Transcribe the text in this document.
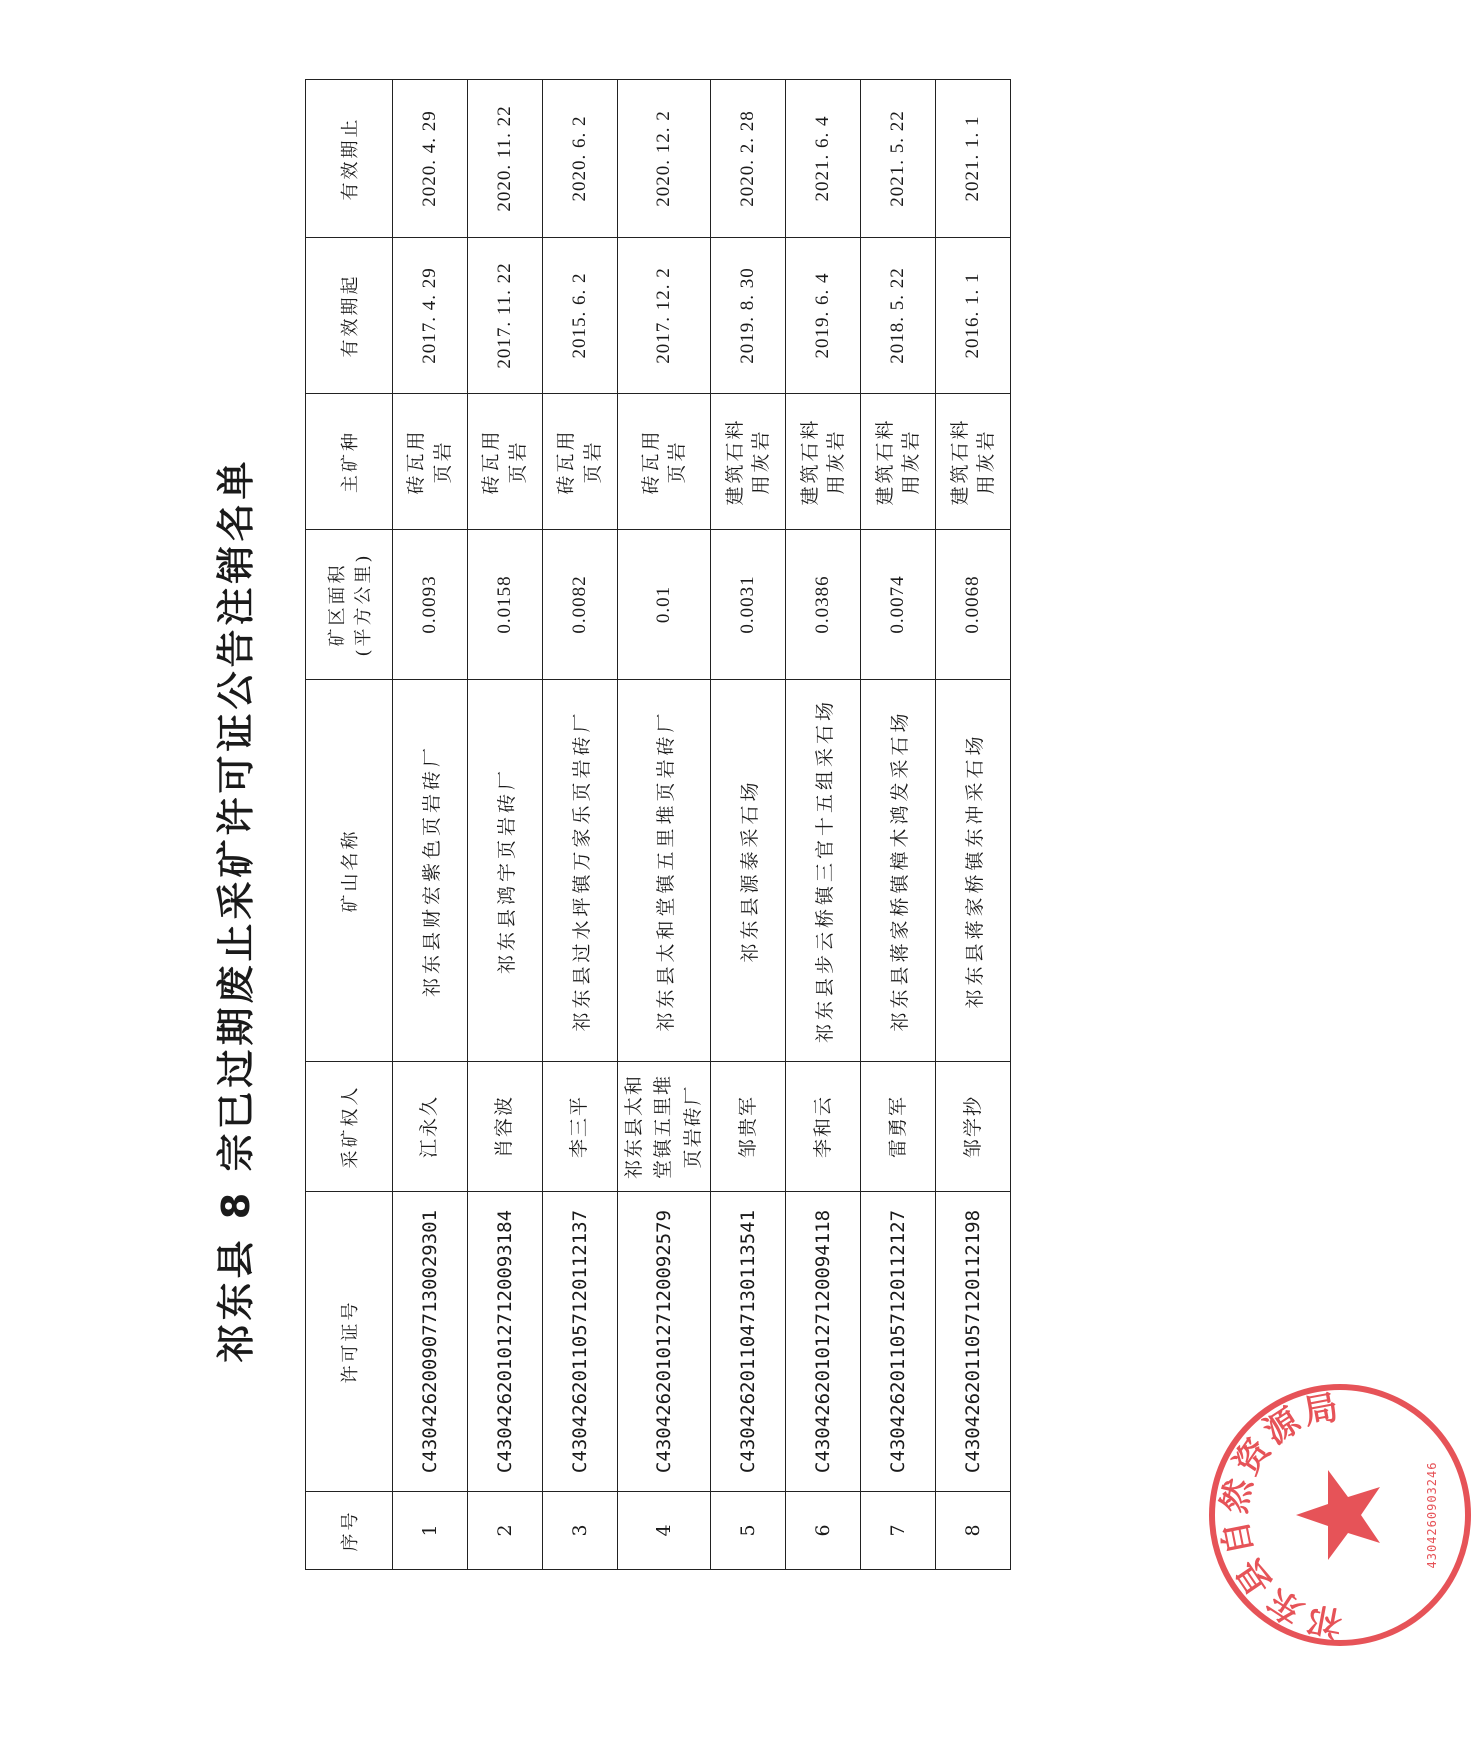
祁东县 8 宗已过期废止采矿许可证公告注销名单
序号	许可证号	采矿权人	矿山名称	矿区面积 (平方公里)	主矿种	有效期起	有效期止
1	C4304262009077130029301	江永久	祁东县财宏紫色页岩砖厂	0.0093	砖瓦用 页岩	2017. 4. 29	2020. 4. 29
2	C4304262010127120093184	肖容波	祁东县鸿宇页岩砖厂	0.0158	砖瓦用 页岩	2017. 11. 22	2020. 11. 22
3	C4304262011057120112137	李三平	祁东县过水坪镇万家乐页岩砖厂	0.0082	砖瓦用 页岩	2015. 6. 2	2020. 6. 2
4	C4304262010127120092579	祁东县太和堂镇五里堆页岩砖厂	祁东县太和堂镇五里堆页岩砖厂	0.01	砖瓦用 页岩	2017. 12. 2	2020. 12. 2
5	C4304262011047130113541	邹贵军	祁东县源泰采石场	0.0031	建筑石料 用灰岩	2019. 8. 30	2020. 2. 28
6	C4304262010127120094118	李和云	祁东县步云桥镇三官十五组采石场	0.0386	建筑石料 用灰岩	2019. 6. 4	2021. 6. 4
7	C4304262011057120112127	雷勇军	祁东县蒋家桥镇樟木鸿发采石场	0.0074	建筑石料 用灰岩	2018. 5. 22	2021. 5. 22
8	C4304262011057120112198	邹学抄	祁东县蒋家桥镇东冲采石场	0.0068	建筑石料 用灰岩	2016. 1. 1	2021. 1. 1
祁东县自然资源局
4304260903246
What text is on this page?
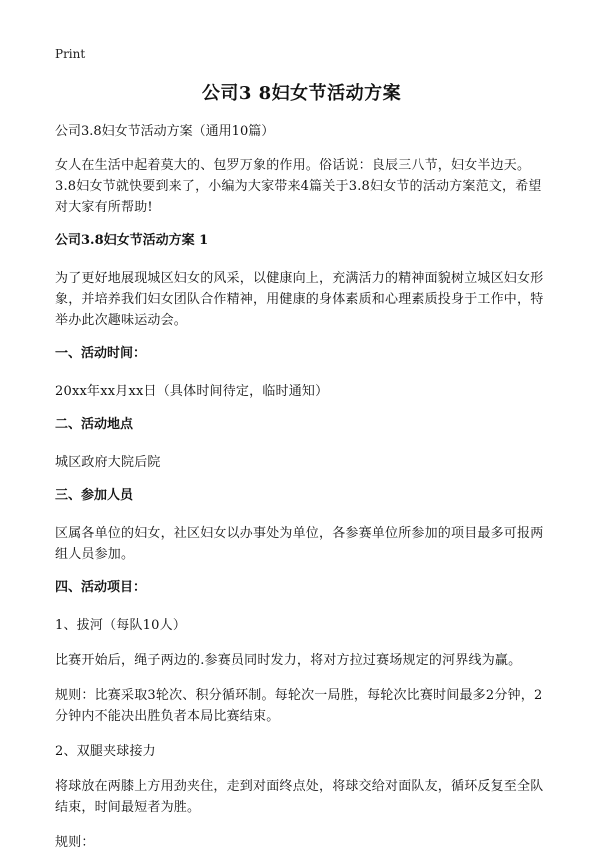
Print
公司3 8妇女节活动方案
公司3.8妇女节活动方案（通用10篇）

女人在生活中起着莫大的、包罗万象的作用。俗话说：良辰三八节，妇女半边天。3.8妇女节就快要到来了，小编为大家带来4篇关于3.8妇女节的活动方案范文，希望对大家有所帮助!

公司3.8妇女节活动方案 1

为了更好地展现城区妇女的风采，以健康向上，充满活力的精神面貌树立城区妇女形象，并培养我们妇女团队合作精神，用健康的身体素质和心理素质投身于工作中，特举办此次趣味运动会。

一、活动时间：

20xx年xx月xx日（具体时间待定，临时通知）

二、活动地点

城区政府大院后院

三、参加人员

区属各单位的妇女，社区妇女以办事处为单位，各参赛单位所参加的项目最多可报两组人员参加。

四、活动项目：

1、拔河（每队10人）

比赛开始后，绳子两边的.参赛员同时发力，将对方拉过赛场规定的河界线为赢。

规则：比赛采取3轮次、积分循环制。每轮次一局胜，每轮次比赛时间最多2分钟，2分钟内不能决出胜负者本局比赛结束。

2、双腿夹球接力

将球放在两膝上方用劲夹住，走到对面终点处，将球交给对面队友，循环反复至全队结束，时间最短者为胜。

规则：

* * * * * * *

Restate the whole listing above exactly, please, omitting every image.

Transcribe the text in this document.
祁东县 8 宗已过期废止采矿许可证公告注销名单
序号	许可证号	采矿权人	矿山名称	矿区面积 (平方公里)	主矿种	有效期起	有效期止
1	C4304262009077130029301	江永久	祁东县财宏紫色页岩砖厂	0.0093	砖瓦用 页岩	2017. 4. 29	2020. 4. 29
2	C4304262010127120093184	肖容波	祁东县鸿宇页岩砖厂	0.0158	砖瓦用 页岩	2017. 11. 22	2020. 11. 22
3	C4304262011057120112137	李三平	祁东县过水坪镇万家乐页岩砖厂	0.0082	砖瓦用 页岩	2015. 6. 2	2020. 6. 2
4	C4304262010127120092579	祁东县太和堂镇五里堆页岩砖厂	祁东县太和堂镇五里堆页岩砖厂	0.01	砖瓦用 页岩	2017. 12. 2	2020. 12. 2
5	C4304262011047130113541	邹贵军	祁东县源泰采石场	0.0031	建筑石料 用灰岩	2019. 8. 30	2020. 2. 28
6	C4304262010127120094118	李和云	祁东县步云桥镇三官十五组采石场	0.0386	建筑石料 用灰岩	2019. 6. 4	2021. 6. 4
7	C4304262011057120112127	雷勇军	祁东县蒋家桥镇樟木鸿发采石场	0.0074	建筑石料 用灰岩	2018. 5. 22	2021. 5. 22
8	C4304262011057120112198	邹学抄	祁东县蒋家桥镇东冲采石场	0.0068	建筑石料 用灰岩	2016. 1. 1	2021. 1. 1
祁东县自然资源局
4304260903246
What text is on this page?
Print
公司3 8妇女节活动方案
公司3.8妇女节活动方案（通用10篇）

女人在生活中起着莫大的、包罗万象的作用。俗话说：良辰三八节，妇女半边天。3.8妇女节就快要到来了，小编为大家带来4篇关于3.8妇女节的活动方案范文，希望对大家有所帮助!

公司3.8妇女节活动方案 1

为了更好地展现城区妇女的风采，以健康向上，充满活力的精神面貌树立城区妇女形象，并培养我们妇女团队合作精神，用健康的身体素质和心理素质投身于工作中，特举办此次趣味运动会。

一、活动时间：

20xx年xx月xx日（具体时间待定，临时通知）

二、活动地点

城区政府大院后院

三、参加人员

区属各单位的妇女，社区妇女以办事处为单位，各参赛单位所参加的项目最多可报两组人员参加。

四、活动项目：

1、拔河（每队10人）

比赛开始后，绳子两边的.参赛员同时发力，将对方拉过赛场规定的河界线为赢。

规则：比赛采取3轮次、积分循环制。每轮次一局胜，每轮次比赛时间最多2分钟，2分钟内不能决出胜负者本局比赛结束。

2、双腿夹球接力

将球放在两膝上方用劲夹住，走到对面终点处，将球交给对面队友，循环反复至全队结束，时间最短者为胜。

规则：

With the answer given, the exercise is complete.